### EXERCISE TASK
In your copy, leave out the pictures; write out all the data exactly.

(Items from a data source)

++++++++++++++++++++

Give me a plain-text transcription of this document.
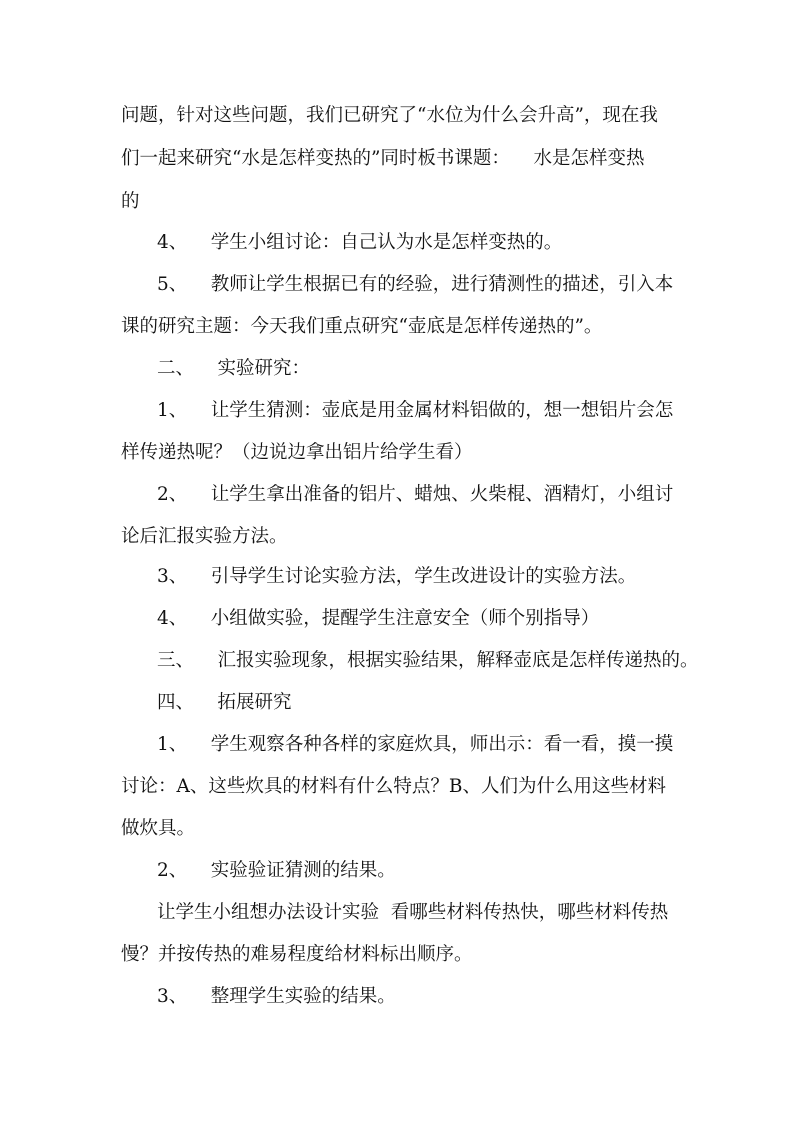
问题，针对这些问题，我们已研究了“水位为什么会升高”，现在我

们一起来研究“水是怎样变热的”同时板书课题：    水是怎样变热

的

4、    学生小组讨论：自己认为水是怎样变热的。

5、    教师让学生根据已有的经验，进行猜测性的描述，引入本

课的研究主题：今天我们重点研究“壶底是怎样传递热的”。

二、    实验研究：

1、    让学生猜测：壶底是用金属材料铝做的，想一想铝片会怎

样传递热呢？（边说边拿出铝片给学生看）

2、    让学生拿出准备的铝片、蜡烛、火柴棍、酒精灯，小组讨

论后汇报实验方法。

3、    引导学生讨论实验方法，学生改进设计的实验方法。

4、    小组做实验，提醒学生注意安全（师个别指导）

三、    汇报实验现象，根据实验结果，解释壶底是怎样传递热的。

四、    拓展研究

1、    学生观察各种各样的家庭炊具，师出示：看一看，摸一摸

讨论：A、这些炊具的材料有什么特点？B、人们为什么用这些材料

做炊具。

2、    实验验证猜测的结果。

让学生小组想办法设计实验  看哪些材料传热快，哪些材料传热

慢？并按传热的难易程度给材料标出顺序。

3、    整理学生实验的结果。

++++++++++++++++++++

### FINISHED ANSWER
Give me a plain-text transcription of this document.
问题，针对这些问题，我们已研究了“水位为什么会升高”，现在我

们一起来研究“水是怎样变热的”同时板书课题：    水是怎样变热

的

4、    学生小组讨论：自己认为水是怎样变热的。

5、    教师让学生根据已有的经验，进行猜测性的描述，引入本

课的研究主题：今天我们重点研究“壶底是怎样传递热的”。

二、    实验研究：

1、    让学生猜测：壶底是用金属材料铝做的，想一想铝片会怎

样传递热呢？（边说边拿出铝片给学生看）

2、    让学生拿出准备的铝片、蜡烛、火柴棍、酒精灯，小组讨

论后汇报实验方法。

3、    引导学生讨论实验方法，学生改进设计的实验方法。

4、    小组做实验，提醒学生注意安全（师个别指导）

三、    汇报实验现象，根据实验结果，解释壶底是怎样传递热的。

四、    拓展研究

1、    学生观察各种各样的家庭炊具，师出示：看一看，摸一摸

讨论：A、这些炊具的材料有什么特点？B、人们为什么用这些材料

做炊具。

2、    实验验证猜测的结果。

让学生小组想办法设计实验  看哪些材料传热快，哪些材料传热

慢？并按传热的难易程度给材料标出顺序。

3、    整理学生实验的结果。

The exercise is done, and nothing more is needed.